**Exercise objective:** Look for the string "this" and copy every line that has it.

**Stored data entries:**
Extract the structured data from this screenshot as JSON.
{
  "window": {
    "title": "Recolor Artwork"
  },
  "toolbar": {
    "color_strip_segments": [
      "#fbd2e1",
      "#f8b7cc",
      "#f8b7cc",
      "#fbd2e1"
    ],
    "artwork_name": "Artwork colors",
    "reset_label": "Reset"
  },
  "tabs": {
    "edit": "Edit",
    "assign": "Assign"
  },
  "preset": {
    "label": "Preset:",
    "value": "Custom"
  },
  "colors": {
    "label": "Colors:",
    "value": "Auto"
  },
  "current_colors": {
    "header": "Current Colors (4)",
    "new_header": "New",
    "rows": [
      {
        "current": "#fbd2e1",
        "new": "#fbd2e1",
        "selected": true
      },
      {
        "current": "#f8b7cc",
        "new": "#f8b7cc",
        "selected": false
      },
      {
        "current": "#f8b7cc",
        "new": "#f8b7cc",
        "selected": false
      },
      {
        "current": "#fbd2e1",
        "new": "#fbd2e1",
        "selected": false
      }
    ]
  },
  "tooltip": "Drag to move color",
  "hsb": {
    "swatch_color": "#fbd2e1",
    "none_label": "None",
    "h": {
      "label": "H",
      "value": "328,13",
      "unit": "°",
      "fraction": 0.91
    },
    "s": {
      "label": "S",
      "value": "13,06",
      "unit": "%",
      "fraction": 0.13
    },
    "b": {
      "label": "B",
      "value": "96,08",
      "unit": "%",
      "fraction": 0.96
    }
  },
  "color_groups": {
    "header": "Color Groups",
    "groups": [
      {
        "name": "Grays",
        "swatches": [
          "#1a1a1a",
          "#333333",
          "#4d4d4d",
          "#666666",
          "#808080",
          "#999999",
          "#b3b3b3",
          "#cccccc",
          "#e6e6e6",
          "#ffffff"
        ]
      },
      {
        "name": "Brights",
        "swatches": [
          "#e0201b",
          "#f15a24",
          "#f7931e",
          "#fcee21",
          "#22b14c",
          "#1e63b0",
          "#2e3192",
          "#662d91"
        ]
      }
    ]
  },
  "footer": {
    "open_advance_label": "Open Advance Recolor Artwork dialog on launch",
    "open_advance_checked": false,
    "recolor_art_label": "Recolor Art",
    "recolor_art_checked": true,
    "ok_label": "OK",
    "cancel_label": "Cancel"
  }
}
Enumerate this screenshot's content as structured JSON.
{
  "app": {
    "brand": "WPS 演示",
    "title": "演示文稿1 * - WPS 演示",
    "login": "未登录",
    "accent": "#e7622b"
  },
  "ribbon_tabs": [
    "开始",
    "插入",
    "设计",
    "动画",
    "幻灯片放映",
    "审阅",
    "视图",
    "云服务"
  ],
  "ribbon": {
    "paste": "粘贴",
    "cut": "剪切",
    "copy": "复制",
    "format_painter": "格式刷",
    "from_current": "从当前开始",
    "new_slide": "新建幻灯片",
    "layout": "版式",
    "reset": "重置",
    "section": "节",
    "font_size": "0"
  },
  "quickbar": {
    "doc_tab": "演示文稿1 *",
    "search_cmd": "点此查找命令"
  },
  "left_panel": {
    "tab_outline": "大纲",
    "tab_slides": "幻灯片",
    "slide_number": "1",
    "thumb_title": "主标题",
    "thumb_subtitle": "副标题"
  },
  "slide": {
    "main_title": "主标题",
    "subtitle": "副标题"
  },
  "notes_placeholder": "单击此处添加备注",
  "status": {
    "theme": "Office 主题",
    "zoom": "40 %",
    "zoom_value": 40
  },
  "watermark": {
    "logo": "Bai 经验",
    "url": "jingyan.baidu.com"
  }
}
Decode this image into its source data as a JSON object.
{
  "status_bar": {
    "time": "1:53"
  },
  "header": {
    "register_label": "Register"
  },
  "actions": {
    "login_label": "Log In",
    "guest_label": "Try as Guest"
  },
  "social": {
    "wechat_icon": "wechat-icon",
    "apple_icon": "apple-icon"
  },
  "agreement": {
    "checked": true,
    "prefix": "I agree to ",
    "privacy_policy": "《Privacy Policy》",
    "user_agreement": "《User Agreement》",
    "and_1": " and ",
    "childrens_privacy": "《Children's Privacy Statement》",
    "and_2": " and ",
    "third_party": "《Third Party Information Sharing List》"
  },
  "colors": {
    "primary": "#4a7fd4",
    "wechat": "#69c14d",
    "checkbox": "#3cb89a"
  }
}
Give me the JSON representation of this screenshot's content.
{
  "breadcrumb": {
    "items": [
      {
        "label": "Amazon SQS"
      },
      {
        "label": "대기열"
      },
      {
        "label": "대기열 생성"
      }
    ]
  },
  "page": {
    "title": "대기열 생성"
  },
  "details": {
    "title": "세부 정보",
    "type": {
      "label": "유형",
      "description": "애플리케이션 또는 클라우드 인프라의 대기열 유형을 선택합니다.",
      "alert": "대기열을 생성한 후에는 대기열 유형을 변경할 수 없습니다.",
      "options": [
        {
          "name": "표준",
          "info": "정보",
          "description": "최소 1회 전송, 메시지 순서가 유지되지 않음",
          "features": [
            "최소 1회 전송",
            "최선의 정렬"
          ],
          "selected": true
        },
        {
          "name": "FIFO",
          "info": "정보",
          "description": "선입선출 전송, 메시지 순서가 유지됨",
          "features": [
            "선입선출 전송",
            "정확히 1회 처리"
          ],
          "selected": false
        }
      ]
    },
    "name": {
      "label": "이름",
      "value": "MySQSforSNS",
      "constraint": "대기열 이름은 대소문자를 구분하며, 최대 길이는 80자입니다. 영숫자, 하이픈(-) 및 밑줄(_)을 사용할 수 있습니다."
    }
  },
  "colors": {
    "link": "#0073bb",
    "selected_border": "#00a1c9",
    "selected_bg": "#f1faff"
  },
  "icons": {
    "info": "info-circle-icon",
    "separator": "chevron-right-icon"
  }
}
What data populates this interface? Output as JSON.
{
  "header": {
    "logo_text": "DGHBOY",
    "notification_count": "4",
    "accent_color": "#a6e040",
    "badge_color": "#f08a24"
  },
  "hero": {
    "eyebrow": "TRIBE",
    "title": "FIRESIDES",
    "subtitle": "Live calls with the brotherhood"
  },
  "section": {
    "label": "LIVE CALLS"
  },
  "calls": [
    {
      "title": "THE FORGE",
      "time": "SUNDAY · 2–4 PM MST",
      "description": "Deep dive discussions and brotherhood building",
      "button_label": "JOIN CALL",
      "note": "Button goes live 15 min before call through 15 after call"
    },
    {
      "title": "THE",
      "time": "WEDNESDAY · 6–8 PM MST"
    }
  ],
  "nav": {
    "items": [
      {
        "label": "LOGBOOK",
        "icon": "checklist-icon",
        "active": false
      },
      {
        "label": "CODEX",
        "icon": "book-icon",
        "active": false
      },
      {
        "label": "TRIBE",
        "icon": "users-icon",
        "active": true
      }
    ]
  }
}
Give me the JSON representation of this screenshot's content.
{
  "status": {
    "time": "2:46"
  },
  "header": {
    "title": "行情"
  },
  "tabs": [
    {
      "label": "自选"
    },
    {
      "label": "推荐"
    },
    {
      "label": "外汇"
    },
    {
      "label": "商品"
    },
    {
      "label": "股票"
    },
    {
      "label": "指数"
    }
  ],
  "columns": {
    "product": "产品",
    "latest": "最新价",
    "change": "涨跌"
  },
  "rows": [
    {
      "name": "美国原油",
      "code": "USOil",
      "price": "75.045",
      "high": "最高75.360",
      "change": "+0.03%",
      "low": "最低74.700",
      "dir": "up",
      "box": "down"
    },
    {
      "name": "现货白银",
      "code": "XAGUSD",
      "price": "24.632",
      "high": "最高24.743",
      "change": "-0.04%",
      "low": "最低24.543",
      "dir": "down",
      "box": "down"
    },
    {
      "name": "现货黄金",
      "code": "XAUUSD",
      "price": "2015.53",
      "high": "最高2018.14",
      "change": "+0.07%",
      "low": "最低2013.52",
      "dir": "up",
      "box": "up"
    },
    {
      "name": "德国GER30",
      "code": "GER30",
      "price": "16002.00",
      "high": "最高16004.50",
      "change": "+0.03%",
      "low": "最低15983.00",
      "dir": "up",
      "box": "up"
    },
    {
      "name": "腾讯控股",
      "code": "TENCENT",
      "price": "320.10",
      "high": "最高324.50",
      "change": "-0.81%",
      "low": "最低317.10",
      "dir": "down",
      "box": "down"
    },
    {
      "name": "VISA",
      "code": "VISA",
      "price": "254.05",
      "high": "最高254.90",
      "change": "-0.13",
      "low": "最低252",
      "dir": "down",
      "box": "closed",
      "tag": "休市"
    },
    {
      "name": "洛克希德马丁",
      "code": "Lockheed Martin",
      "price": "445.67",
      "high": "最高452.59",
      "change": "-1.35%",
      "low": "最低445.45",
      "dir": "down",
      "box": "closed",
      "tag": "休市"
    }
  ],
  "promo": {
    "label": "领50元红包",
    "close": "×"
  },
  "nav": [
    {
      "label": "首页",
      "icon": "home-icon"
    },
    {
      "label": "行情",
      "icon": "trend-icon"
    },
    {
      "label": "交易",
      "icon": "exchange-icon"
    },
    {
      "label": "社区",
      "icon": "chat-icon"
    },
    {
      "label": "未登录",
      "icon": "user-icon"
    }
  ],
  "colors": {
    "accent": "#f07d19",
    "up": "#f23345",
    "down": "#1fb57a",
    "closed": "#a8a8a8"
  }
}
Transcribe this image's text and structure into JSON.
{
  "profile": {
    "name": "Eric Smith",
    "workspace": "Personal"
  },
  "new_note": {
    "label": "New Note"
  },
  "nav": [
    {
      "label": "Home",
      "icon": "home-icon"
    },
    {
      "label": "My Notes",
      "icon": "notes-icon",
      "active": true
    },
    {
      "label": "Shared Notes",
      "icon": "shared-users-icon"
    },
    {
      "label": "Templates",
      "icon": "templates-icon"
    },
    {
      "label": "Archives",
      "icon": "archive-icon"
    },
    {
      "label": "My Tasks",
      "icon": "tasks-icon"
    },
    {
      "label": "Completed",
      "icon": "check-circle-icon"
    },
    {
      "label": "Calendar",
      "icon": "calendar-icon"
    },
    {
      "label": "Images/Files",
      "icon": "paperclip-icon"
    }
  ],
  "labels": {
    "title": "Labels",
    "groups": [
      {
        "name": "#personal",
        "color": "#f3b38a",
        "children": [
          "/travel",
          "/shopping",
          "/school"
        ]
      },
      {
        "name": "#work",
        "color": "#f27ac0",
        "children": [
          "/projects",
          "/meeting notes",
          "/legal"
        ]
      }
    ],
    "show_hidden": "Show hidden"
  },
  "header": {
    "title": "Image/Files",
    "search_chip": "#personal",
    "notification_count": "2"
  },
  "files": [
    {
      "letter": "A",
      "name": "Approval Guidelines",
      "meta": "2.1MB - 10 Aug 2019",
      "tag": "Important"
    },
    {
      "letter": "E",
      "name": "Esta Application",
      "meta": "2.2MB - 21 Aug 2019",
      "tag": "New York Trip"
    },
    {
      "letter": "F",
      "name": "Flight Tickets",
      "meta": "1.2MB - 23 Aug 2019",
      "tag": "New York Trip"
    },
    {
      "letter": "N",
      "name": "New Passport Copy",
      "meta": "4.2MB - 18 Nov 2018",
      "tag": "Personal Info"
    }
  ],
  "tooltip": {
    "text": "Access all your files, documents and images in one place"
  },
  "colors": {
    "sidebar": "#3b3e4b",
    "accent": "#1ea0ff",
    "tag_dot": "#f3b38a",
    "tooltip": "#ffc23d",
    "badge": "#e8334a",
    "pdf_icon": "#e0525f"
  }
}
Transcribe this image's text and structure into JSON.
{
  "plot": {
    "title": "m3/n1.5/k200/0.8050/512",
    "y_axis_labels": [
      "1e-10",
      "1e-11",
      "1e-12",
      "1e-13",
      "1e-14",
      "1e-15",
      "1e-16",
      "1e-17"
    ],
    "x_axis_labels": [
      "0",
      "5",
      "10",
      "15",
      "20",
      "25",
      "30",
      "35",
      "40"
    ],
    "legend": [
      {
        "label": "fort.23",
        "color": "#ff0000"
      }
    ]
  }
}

**Reply to the task:**
Extract the structured data from this screenshot as JSON.
Enumerate this screenshot's content as structured JSON.
Decode this image into its source data as a JSON object.
Give me the JSON representation of this screenshot's content.
What data populates this interface? Output as JSON.
Give me the JSON representation of this screenshot's content.
Transcribe this image's text and structure into JSON.
Transcribe this image's text and structure into JSON.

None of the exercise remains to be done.